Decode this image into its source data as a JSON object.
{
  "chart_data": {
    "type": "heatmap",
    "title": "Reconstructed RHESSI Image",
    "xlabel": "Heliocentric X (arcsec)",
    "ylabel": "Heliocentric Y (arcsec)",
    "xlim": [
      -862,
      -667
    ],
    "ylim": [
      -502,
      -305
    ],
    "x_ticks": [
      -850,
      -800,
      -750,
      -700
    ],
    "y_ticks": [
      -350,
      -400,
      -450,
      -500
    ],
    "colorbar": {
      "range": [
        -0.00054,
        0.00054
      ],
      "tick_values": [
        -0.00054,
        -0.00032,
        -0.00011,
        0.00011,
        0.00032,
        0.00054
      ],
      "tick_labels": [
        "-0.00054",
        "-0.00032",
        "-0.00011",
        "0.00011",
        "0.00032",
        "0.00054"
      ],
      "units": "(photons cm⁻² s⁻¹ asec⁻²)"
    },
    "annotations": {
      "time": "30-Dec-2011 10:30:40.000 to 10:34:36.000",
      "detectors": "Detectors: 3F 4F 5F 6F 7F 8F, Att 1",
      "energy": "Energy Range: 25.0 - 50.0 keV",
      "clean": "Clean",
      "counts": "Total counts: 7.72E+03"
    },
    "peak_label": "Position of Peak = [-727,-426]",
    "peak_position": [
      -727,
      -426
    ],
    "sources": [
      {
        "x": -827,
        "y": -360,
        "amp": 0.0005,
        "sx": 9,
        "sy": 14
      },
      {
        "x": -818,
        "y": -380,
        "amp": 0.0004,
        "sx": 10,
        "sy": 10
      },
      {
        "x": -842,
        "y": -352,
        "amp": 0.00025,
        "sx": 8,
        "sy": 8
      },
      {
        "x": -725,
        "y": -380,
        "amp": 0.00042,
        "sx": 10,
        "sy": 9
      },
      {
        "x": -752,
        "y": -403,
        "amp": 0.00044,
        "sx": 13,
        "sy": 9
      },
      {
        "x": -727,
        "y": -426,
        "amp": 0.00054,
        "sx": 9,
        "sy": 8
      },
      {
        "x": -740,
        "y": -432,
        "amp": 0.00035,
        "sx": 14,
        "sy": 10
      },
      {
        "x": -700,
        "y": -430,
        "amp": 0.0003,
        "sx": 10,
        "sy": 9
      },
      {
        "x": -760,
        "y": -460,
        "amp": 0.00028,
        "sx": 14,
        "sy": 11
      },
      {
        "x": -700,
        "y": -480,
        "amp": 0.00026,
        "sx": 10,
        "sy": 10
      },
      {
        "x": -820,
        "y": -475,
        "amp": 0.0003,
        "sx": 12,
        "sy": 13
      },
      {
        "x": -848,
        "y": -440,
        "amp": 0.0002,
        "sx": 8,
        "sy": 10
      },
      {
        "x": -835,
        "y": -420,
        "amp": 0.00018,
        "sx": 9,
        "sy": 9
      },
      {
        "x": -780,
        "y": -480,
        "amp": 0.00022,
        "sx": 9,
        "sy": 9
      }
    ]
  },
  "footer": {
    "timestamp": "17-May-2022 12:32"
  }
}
:::::
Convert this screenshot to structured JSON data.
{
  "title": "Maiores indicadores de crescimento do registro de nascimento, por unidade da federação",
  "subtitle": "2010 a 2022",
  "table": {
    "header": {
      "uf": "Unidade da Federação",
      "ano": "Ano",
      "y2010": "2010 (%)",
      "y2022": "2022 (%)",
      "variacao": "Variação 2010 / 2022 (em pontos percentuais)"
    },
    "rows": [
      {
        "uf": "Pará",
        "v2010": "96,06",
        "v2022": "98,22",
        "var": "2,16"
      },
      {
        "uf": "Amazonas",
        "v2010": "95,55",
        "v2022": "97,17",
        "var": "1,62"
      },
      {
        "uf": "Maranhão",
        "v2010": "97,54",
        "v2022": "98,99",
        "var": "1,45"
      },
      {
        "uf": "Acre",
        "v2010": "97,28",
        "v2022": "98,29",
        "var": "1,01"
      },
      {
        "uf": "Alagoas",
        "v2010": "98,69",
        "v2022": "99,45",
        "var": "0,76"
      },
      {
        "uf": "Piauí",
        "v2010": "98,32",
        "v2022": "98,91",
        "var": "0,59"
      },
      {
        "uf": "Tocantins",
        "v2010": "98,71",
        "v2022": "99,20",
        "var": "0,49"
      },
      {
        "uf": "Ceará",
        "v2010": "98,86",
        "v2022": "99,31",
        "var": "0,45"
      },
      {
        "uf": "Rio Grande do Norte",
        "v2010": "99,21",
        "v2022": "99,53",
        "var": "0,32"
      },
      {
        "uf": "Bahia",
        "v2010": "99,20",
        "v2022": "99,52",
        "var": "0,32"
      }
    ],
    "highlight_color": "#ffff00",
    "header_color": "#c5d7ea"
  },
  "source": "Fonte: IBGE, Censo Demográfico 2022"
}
:::::
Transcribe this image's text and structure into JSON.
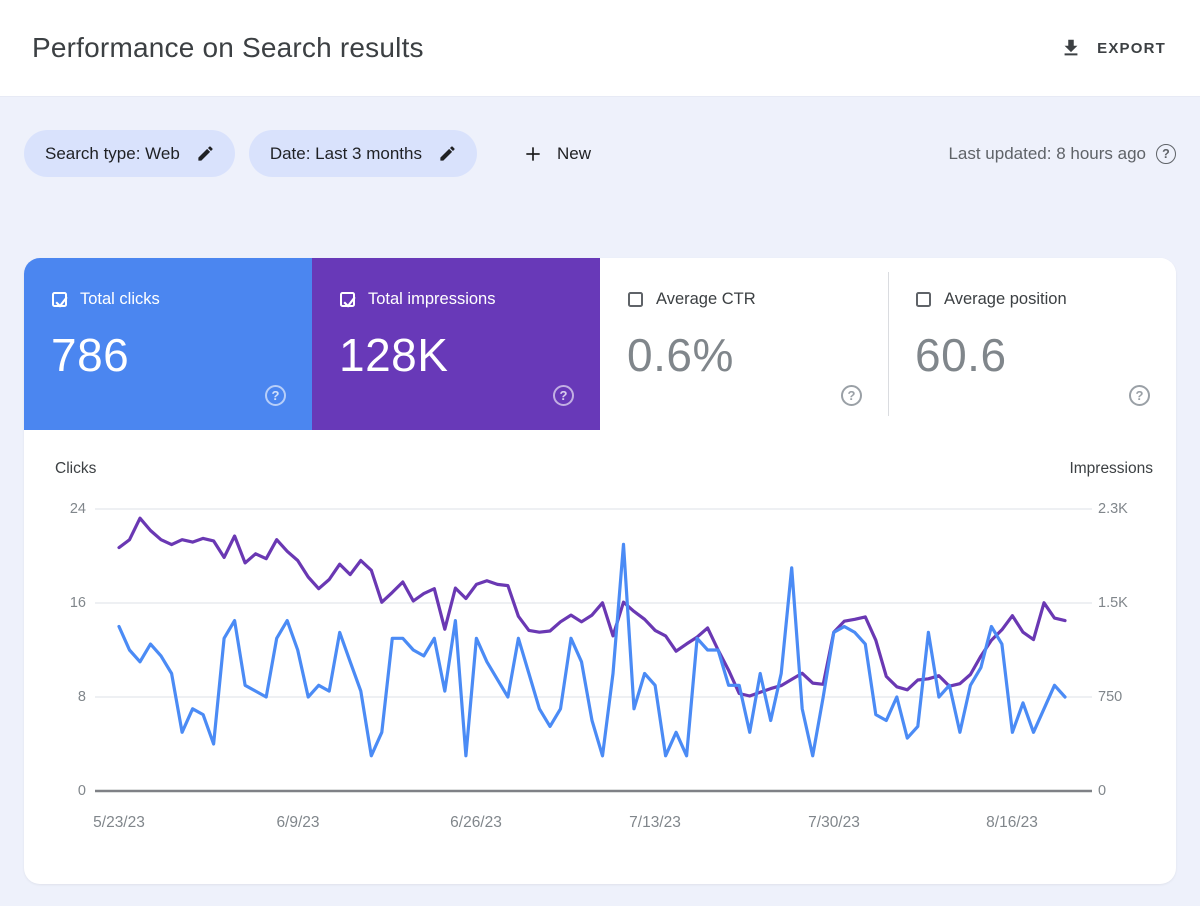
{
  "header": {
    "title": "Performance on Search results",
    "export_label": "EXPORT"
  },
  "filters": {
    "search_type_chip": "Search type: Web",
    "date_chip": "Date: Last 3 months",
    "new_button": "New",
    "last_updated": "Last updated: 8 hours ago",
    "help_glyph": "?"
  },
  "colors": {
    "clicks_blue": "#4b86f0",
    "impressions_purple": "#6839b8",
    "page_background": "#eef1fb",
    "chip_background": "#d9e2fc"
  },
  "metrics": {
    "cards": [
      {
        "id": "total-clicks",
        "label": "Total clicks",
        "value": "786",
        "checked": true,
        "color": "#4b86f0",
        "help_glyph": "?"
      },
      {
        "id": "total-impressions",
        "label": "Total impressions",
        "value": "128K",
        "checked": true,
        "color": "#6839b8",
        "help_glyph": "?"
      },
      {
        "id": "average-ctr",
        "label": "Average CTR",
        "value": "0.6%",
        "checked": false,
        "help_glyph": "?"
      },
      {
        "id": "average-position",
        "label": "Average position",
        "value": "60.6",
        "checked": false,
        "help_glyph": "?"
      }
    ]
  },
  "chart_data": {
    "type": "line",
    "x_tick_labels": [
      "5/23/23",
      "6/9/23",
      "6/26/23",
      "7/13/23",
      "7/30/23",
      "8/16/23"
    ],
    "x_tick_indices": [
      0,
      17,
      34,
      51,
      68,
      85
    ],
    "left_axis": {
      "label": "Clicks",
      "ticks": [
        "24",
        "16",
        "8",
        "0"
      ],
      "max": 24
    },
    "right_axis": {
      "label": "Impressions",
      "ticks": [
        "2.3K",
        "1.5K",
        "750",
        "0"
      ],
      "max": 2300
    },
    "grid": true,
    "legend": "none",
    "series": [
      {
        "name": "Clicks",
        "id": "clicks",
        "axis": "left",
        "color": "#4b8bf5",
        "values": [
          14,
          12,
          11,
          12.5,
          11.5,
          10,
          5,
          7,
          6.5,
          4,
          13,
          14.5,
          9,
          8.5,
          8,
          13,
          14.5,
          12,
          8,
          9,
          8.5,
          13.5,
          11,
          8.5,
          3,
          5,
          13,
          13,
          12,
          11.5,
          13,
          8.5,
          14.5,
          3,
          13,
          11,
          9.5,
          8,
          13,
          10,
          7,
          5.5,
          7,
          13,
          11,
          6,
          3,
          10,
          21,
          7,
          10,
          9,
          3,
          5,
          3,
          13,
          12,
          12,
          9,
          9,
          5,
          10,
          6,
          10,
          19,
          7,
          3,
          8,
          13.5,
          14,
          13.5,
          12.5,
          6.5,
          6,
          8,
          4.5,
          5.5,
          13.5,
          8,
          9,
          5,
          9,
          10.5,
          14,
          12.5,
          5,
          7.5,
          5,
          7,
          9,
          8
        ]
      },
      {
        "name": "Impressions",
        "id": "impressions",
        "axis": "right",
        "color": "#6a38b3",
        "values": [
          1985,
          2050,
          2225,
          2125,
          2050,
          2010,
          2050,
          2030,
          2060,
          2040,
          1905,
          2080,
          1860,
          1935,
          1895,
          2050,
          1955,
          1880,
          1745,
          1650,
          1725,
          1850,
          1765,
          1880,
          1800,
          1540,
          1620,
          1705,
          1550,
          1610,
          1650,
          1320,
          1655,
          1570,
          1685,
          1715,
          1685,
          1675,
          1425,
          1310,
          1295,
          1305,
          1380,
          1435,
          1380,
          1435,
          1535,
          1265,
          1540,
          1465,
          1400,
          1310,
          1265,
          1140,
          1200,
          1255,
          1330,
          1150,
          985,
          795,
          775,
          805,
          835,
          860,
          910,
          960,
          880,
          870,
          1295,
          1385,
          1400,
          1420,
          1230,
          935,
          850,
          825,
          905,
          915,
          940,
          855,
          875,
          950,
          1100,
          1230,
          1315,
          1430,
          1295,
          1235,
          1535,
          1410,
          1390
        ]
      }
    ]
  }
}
:::::
Exercise instructions: Give only the number of lines in the data that include the string "Search".

Output of the task: 2